Create Spark Dataset from MySQL table


Sample Program :

SparkSession sparkSession = SparkSession.builder().appName("mysqltable").master("local[2]").getOrCreate();

Map<String, String> jdbcOptionsMap = new HashMap<String, String>(); 
String jdbcUrl = "jdbc:mysql://"+hostname+":"+portNo+"/"+databasename; 

      jdbcOptionsMap.put("url", jdbcUrl);  
      jdbcOptionsMap.put("driver", <driver>);
      jdbcOptionsMap.put("dbtable", <tableName>); 
      jdbcOptionsMap.put("user", <username>);
      jdbcOptionsMap.put("password", <password>);

        System.out.println("Reading From MySQL ");

Dataset<Row> mysqlData = sparkSession.read().format("jdbc").options(jdbcOptionsMap).load();
System.out.println("Column Names : " + Arrays.asList(tableData.columns()));
System.out.println("Table Schema : " + tableData.schema());

Bullet Points:

  1. In above code initially, I have created SparkSession to run spark job in standalone mode.
  2. In the second step, we should provide MySQL table details like its URL, driver, tableName, username, and password
  3. In the third step, we read MySQL table in JDBC format and load it into mysqlData Dataset using load command.
  4. We can know the table column names using columns() method
  5. We can view the table schema using schema() method

(Task requirements): Translate this sentence from the Spark-and-MySQL text into Spanish: "In the third step, we read MySQL table in JDBC format and load it into mysqlData Dataset using load command."

Spatial layout data:
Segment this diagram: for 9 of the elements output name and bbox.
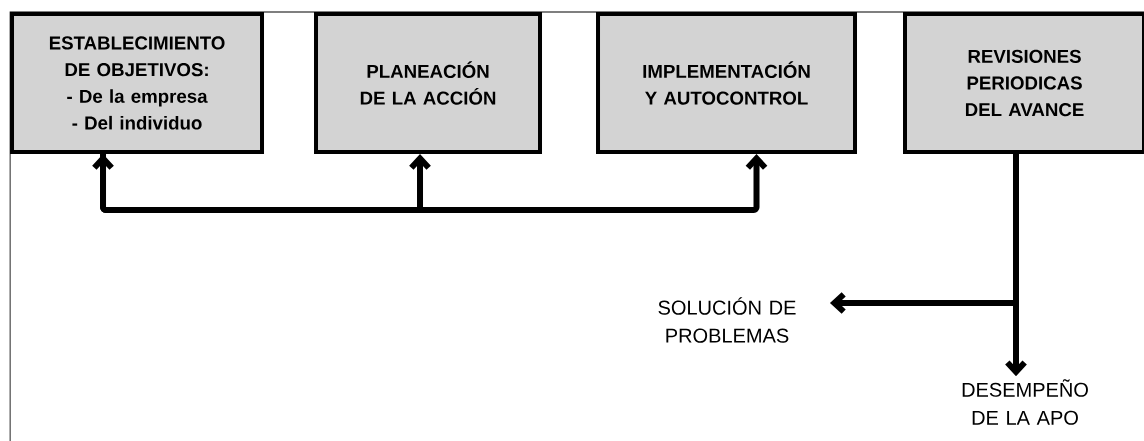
arrow — [92, 154, 768, 213]
process-box: PLANEACIÓN DE LA ACCIÓN — [314, 12, 542, 154]
result-text: DESEMPEÑO DE LA APO — [962, 379, 1088, 425]
arrow — [1005, 154, 1027, 377]
process-box: ESTABLECIMIENTO DE OBJETIVOS: - De la empresa - Del individuo — [10, 12, 264, 154]
arrow — [100, 154, 431, 213]
result-text: SOLUCIÓN DE PROBLEMAS — [658, 297, 796, 343]
process-box: REVISIONES PERIODICAS DEL AVANCE — [903, 12, 1144, 154]
process-box: IMPLEMENTACIÓN Y AUTOCONTROL — [596, 12, 857, 154]
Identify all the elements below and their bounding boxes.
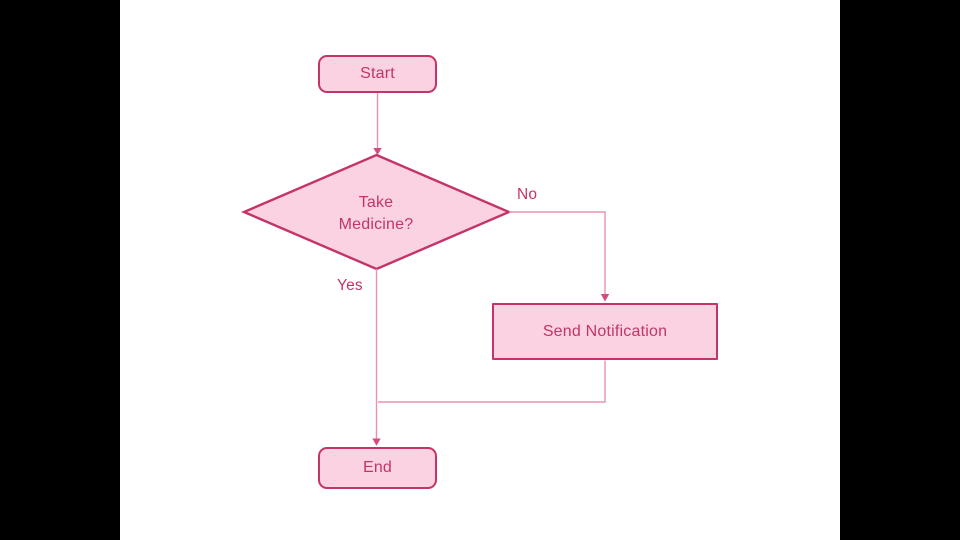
edge-label-no: No: [517, 186, 538, 203]
letterbox-left: [0, 0, 120, 540]
start-label: Start: [360, 65, 395, 82]
letterbox-right: [840, 0, 960, 540]
edge-label-yes: Yes: [337, 277, 363, 294]
flowchart-node-end: End: [318, 447, 437, 489]
send-notification-label: Send Notification: [542, 322, 668, 340]
flowchart-node-decision-label: Take Medicine?: [296, 192, 456, 236]
flowchart-node-send-notification: Send Notification: [492, 303, 718, 360]
end-label: End: [362, 459, 393, 476]
decision-label-line2: Medicine?: [338, 216, 414, 233]
flowchart-node-start: Start: [318, 55, 437, 93]
slide: [120, 0, 840, 540]
decision-label-line1: Take: [358, 194, 394, 211]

(Result): En el tercer paso, leemos la tabla de MySQL en formato JDBC y la cargamos en el Dataset mysqlData mediante el comando load.